[Extracts from a graphics dataset]
%%
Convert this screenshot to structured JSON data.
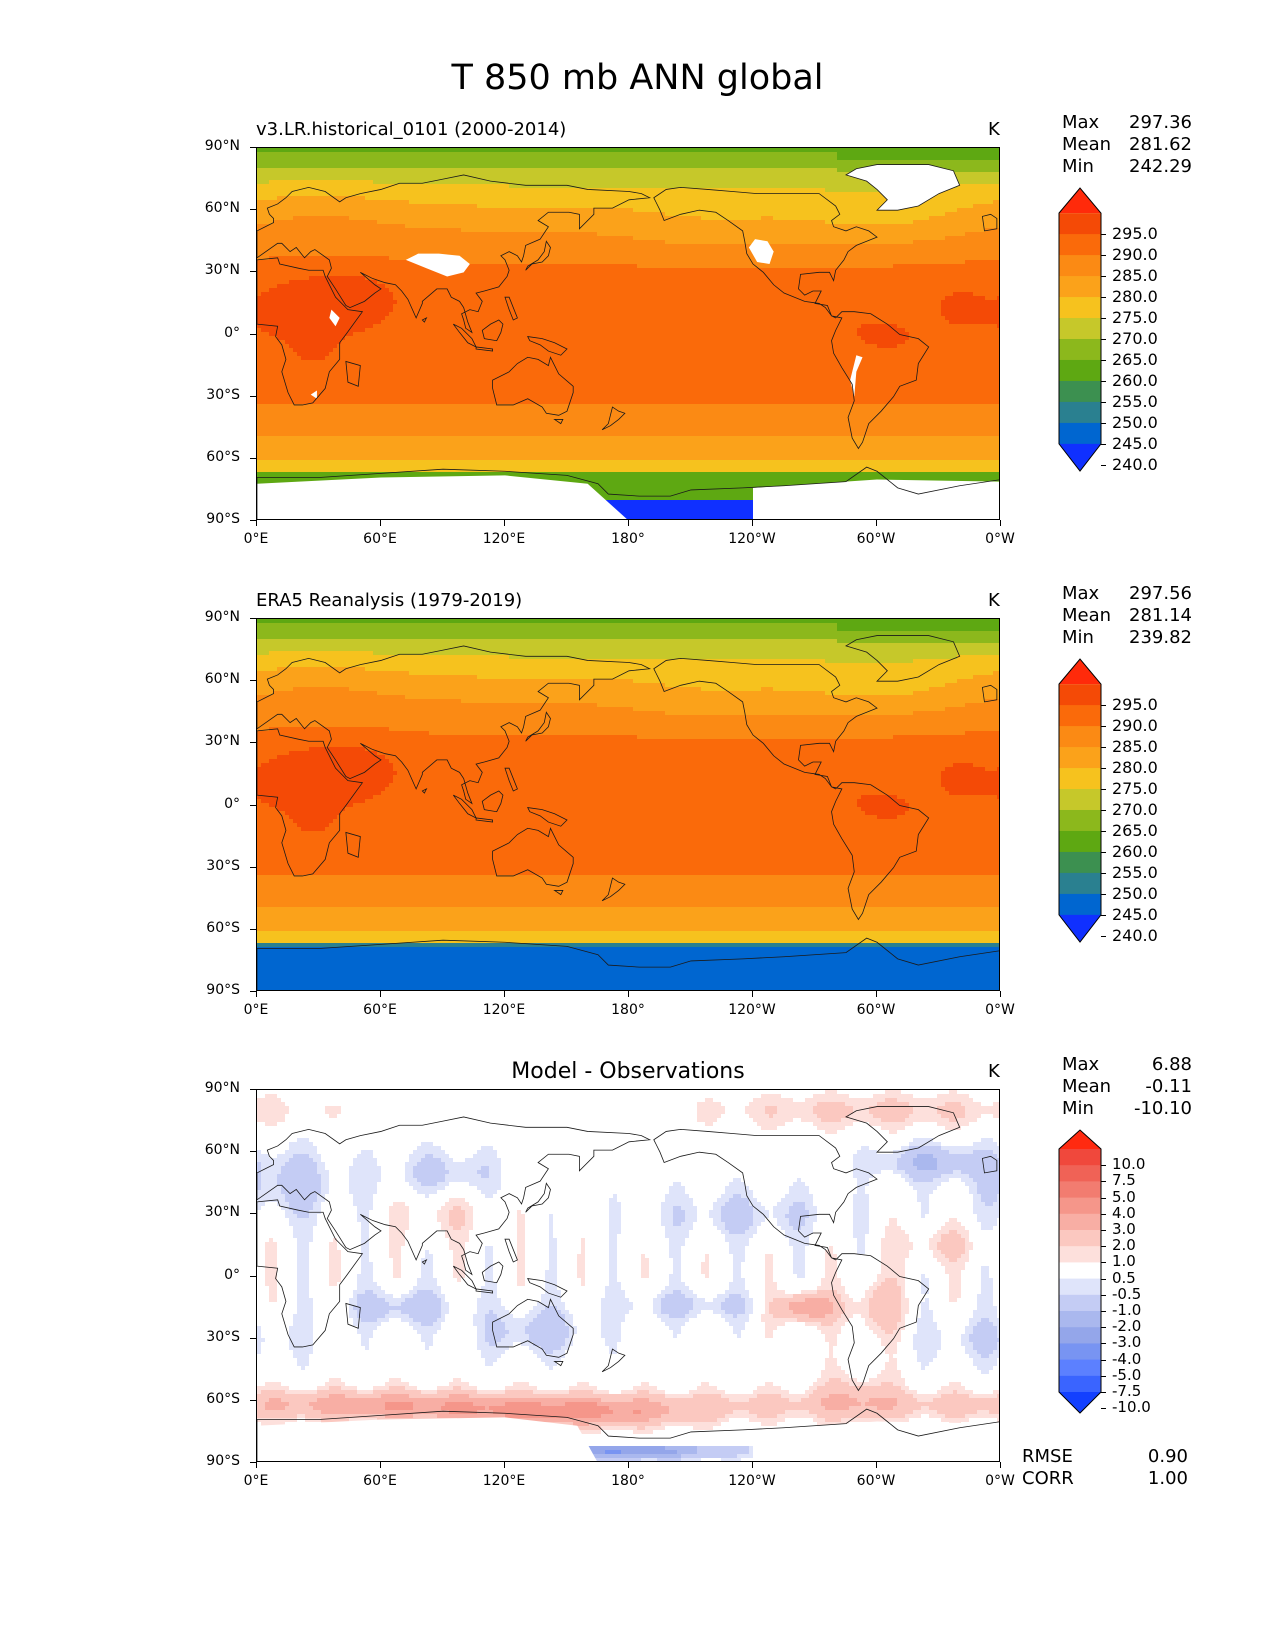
{
  "title": "T 850 mb ANN global",
  "chart_data": [
    {
      "type": "heatmap",
      "title": "v3.LR.historical_0101 (2000-2014)",
      "units": "K",
      "stats": {
        "max_label": "Max",
        "max": "297.36",
        "mean_label": "Mean",
        "mean": "281.62",
        "min_label": "Min",
        "min": "242.29"
      },
      "yticks": [
        "90°N",
        "60°N",
        "30°N",
        "0°",
        "30°S",
        "60°S",
        "90°S"
      ],
      "xticks": [
        "0°E",
        "60°E",
        "120°E",
        "180°",
        "120°W",
        "60°W",
        "0°W"
      ],
      "colorbar_levels": [
        "295.0",
        "290.0",
        "285.0",
        "280.0",
        "275.0",
        "270.0",
        "265.0",
        "260.0",
        "255.0",
        "250.0",
        "245.0",
        "240.0"
      ],
      "field": "model"
    },
    {
      "type": "heatmap",
      "title": "ERA5 Reanalysis (1979-2019)",
      "units": "K",
      "stats": {
        "max_label": "Max",
        "max": "297.56",
        "mean_label": "Mean",
        "mean": "281.14",
        "min_label": "Min",
        "min": "239.82"
      },
      "yticks": [
        "90°N",
        "60°N",
        "30°N",
        "0°",
        "30°S",
        "60°S",
        "90°S"
      ],
      "xticks": [
        "0°E",
        "60°E",
        "120°E",
        "180°",
        "120°W",
        "60°W",
        "0°W"
      ],
      "colorbar_levels": [
        "295.0",
        "290.0",
        "285.0",
        "280.0",
        "275.0",
        "270.0",
        "265.0",
        "260.0",
        "255.0",
        "250.0",
        "245.0",
        "240.0"
      ],
      "field": "obs"
    },
    {
      "type": "heatmap",
      "title": "Model - Observations",
      "units": "K",
      "stats": {
        "max_label": "Max",
        "max": "6.88",
        "mean_label": "Mean",
        "mean": "-0.11",
        "min_label": "Min",
        "min": "-10.10"
      },
      "yticks": [
        "90°N",
        "60°N",
        "30°N",
        "0°",
        "30°S",
        "60°S",
        "90°S"
      ],
      "xticks": [
        "0°E",
        "60°E",
        "120°E",
        "180°",
        "120°W",
        "60°W",
        "0°W"
      ],
      "colorbar_levels": [
        "10.0",
        "7.5",
        "5.0",
        "4.0",
        "3.0",
        "2.0",
        "1.0",
        "0.5",
        "-0.5",
        "-1.0",
        "-2.0",
        "-3.0",
        "-4.0",
        "-5.0",
        "-7.5",
        "-10.0"
      ],
      "rmse_label": "RMSE",
      "rmse": "0.90",
      "corr_label": "CORR",
      "corr": "1.00",
      "field": "diff"
    }
  ],
  "colors": {
    "abs_scale": [
      "#1030ff",
      "#0066d0",
      "#2a8090",
      "#3c9050",
      "#5ea812",
      "#8cb81c",
      "#c6c82a",
      "#f6c21e",
      "#fba21a",
      "#fb8a14",
      "#fa6a0a",
      "#f44a06",
      "#ff2a0a"
    ],
    "diff_scale": [
      "#1340ff",
      "#3a64ff",
      "#5c80ff",
      "#7894f2",
      "#94a6ea",
      "#aab8ee",
      "#c4ccf4",
      "#dfe4fa",
      "#ffffff",
      "#fde0dc",
      "#fbc8c0",
      "#f8aea4",
      "#f5968a",
      "#f27c70",
      "#f06256",
      "#f0483c",
      "#ff2a10"
    ],
    "land_outline": "#1a1a1a"
  }
}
%%
# [What the task asks]
Wherever the string "title" appears in the entries above, list that line.

# [The result]
  "title": "T 850 mb ANN global",
      "title": "v3.LR.historical_0101 (2000-2014)",
      "title": "ERA5 Reanalysis (1979-2019)",
      "title": "Model - Observations",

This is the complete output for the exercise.